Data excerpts
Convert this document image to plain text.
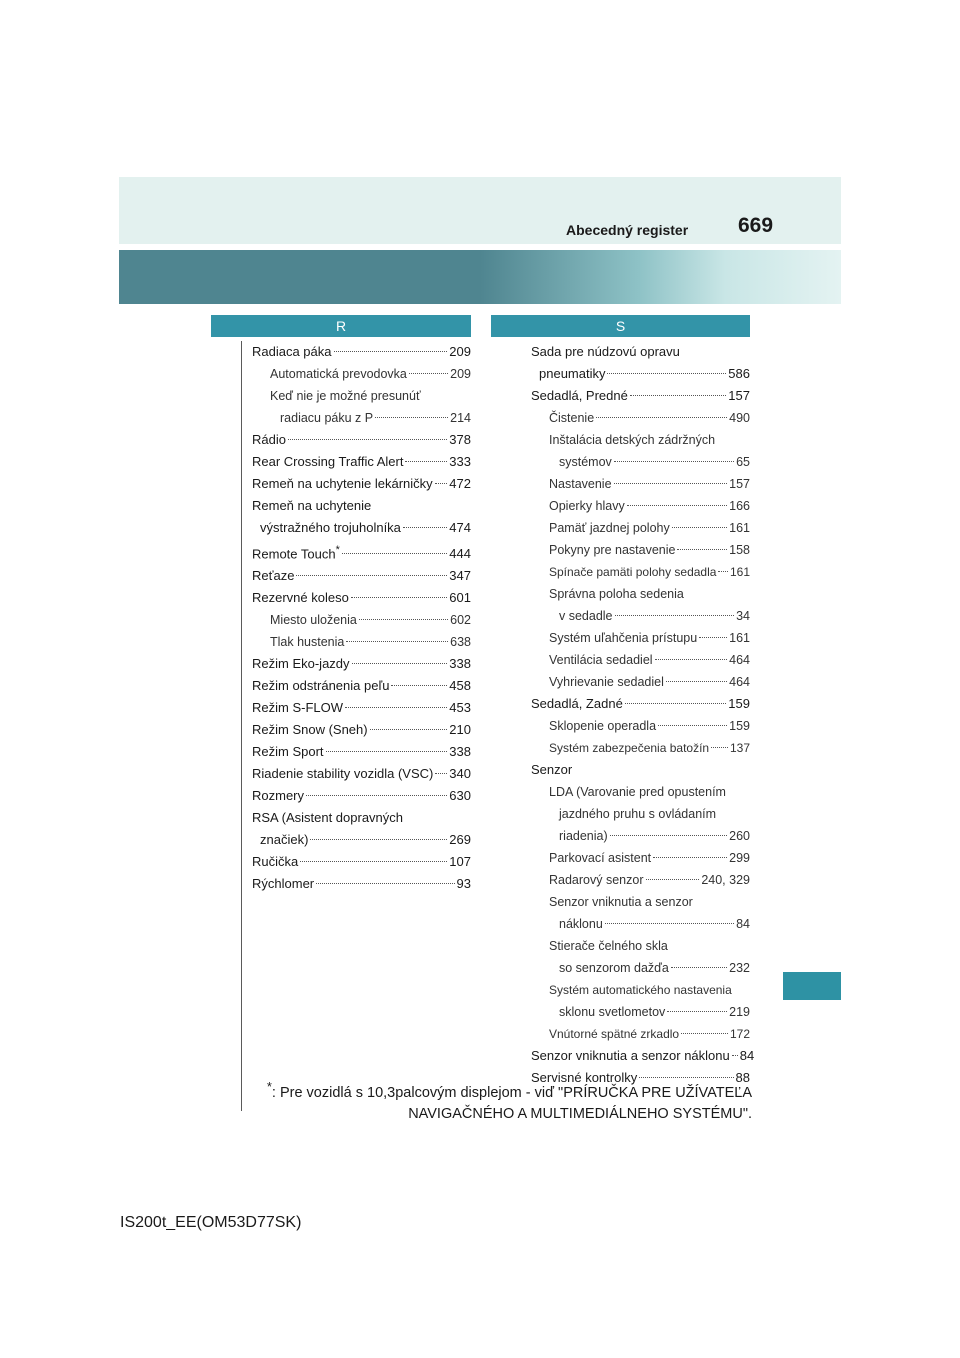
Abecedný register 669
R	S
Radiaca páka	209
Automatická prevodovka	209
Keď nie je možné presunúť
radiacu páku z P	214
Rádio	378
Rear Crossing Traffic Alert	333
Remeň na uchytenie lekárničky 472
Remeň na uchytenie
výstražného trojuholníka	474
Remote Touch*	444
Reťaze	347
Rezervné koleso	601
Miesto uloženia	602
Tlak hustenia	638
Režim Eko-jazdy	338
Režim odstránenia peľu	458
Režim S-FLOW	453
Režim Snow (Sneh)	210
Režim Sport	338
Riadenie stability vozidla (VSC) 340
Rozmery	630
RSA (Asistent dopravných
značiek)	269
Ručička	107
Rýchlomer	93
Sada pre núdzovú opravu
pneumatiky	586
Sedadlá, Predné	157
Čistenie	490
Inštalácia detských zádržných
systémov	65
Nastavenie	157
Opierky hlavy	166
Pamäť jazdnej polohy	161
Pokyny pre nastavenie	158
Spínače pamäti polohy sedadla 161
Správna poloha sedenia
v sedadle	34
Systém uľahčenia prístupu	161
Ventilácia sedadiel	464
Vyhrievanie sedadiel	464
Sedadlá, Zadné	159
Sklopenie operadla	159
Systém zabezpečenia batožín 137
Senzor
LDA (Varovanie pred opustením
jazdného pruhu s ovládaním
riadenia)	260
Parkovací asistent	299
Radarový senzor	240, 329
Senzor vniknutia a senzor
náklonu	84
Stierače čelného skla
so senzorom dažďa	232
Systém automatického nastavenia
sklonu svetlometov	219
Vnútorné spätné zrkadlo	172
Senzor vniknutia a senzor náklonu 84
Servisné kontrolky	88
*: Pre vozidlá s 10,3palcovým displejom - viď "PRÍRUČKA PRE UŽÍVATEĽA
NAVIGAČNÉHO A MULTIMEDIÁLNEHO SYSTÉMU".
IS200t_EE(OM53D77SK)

==

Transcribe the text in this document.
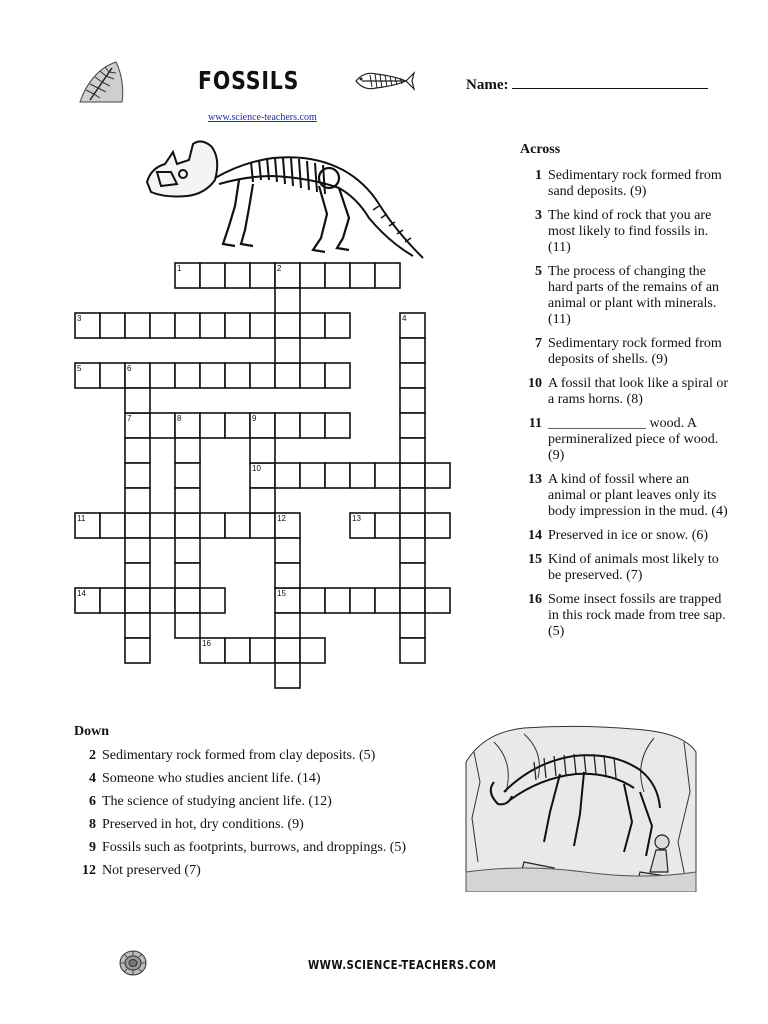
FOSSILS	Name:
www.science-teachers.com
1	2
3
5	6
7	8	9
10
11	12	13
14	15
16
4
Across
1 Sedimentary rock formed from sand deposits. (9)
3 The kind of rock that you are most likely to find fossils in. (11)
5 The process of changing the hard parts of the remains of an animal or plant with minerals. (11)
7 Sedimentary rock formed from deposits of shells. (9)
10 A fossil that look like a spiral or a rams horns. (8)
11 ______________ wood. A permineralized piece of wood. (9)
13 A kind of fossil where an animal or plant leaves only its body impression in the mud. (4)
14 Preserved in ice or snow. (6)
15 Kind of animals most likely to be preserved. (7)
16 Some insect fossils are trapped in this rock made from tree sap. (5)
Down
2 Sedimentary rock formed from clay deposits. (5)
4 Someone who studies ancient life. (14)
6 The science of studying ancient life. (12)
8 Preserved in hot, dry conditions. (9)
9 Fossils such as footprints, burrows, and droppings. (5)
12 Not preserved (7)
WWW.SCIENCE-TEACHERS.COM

---

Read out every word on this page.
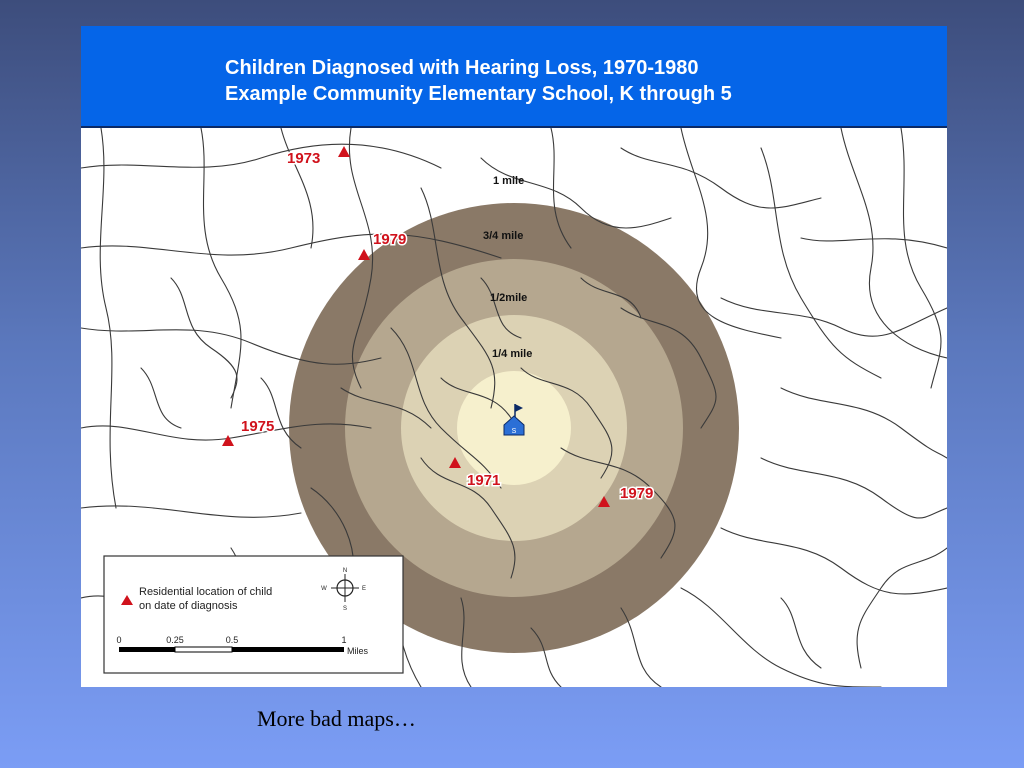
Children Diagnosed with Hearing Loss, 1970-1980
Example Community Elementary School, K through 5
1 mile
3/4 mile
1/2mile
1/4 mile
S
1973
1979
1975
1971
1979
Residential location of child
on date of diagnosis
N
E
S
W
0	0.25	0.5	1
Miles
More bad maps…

◆ Written exercise:
Scan the data above and copy every line with "likely" in it.

◆ Task response:
3 The kind of rock that you are most likely to find fossils in. (11)
15 Kind of animals most likely to be preserved. (7)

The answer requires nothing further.